* [Direction]: Scan the records below. List lines holding "Especie".

— Begin Record excerpts —

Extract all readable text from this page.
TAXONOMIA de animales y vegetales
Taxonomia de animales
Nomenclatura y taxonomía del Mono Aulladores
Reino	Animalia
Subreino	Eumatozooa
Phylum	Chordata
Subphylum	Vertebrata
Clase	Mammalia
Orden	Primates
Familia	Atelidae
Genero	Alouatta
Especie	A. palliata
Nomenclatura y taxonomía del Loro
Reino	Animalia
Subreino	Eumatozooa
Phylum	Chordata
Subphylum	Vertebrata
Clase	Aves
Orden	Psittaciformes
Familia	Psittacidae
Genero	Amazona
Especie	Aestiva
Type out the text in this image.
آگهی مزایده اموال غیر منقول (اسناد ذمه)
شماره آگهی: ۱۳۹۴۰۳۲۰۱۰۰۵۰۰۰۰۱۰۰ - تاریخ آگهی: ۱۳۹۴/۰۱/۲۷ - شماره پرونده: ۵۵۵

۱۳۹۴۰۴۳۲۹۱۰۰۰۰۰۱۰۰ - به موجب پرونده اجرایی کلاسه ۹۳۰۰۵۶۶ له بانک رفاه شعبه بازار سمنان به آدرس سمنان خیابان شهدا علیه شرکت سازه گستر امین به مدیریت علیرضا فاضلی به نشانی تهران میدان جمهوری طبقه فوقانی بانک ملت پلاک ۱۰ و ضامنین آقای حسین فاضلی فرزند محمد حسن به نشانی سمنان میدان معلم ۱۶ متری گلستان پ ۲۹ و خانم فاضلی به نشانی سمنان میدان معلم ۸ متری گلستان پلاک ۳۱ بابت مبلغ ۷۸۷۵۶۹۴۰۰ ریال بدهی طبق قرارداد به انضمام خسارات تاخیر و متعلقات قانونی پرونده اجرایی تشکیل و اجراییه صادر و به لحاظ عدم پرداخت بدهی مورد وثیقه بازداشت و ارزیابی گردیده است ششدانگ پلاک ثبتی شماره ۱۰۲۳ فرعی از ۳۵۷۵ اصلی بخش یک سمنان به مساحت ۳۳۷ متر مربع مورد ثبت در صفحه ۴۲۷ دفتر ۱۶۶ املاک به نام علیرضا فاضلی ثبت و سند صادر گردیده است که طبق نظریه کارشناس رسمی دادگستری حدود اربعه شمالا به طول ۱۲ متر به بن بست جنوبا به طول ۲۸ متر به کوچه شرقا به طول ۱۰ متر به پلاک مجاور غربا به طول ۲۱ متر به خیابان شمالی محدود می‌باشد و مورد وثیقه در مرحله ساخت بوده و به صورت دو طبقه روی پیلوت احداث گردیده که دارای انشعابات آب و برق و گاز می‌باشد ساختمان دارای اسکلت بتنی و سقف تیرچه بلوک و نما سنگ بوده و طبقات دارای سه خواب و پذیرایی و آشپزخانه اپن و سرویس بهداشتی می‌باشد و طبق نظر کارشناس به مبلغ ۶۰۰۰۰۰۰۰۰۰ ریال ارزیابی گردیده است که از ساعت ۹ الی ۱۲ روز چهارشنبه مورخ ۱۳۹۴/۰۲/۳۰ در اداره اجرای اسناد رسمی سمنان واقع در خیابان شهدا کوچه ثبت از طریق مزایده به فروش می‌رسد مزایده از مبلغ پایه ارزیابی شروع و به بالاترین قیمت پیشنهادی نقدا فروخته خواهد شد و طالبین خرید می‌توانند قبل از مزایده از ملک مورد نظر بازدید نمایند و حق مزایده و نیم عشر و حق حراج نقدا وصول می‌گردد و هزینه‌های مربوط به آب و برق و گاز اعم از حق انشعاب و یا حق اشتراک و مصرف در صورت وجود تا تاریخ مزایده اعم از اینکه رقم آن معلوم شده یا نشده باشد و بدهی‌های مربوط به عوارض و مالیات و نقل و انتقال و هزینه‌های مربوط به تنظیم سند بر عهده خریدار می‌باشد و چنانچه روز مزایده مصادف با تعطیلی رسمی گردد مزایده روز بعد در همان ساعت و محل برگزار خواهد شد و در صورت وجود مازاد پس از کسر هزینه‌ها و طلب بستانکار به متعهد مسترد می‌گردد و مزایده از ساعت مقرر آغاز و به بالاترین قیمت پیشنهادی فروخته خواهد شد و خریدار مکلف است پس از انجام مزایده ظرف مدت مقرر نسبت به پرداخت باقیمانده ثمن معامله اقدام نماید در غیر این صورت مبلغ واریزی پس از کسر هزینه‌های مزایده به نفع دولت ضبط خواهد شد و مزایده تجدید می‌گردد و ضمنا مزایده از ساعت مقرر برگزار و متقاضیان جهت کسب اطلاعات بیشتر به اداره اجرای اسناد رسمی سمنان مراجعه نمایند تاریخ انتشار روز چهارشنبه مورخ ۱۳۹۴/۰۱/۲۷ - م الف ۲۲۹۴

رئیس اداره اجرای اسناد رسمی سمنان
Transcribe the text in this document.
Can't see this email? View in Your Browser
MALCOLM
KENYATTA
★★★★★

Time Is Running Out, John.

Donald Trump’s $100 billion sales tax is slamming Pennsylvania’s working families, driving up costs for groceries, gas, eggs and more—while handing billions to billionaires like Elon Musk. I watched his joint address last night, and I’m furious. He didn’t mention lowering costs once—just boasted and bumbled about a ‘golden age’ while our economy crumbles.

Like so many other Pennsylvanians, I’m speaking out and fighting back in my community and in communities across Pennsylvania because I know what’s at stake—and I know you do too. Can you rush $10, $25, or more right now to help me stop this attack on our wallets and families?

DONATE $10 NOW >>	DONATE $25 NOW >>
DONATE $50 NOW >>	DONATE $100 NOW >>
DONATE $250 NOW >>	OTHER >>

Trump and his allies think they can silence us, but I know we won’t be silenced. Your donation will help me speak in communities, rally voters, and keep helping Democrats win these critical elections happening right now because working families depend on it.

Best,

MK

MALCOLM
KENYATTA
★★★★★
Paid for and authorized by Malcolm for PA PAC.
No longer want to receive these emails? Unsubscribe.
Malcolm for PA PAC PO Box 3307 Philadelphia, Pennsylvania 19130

— End Record excerpts —

* [Task output]:
Especie	A. palliata
Especie	Aestiva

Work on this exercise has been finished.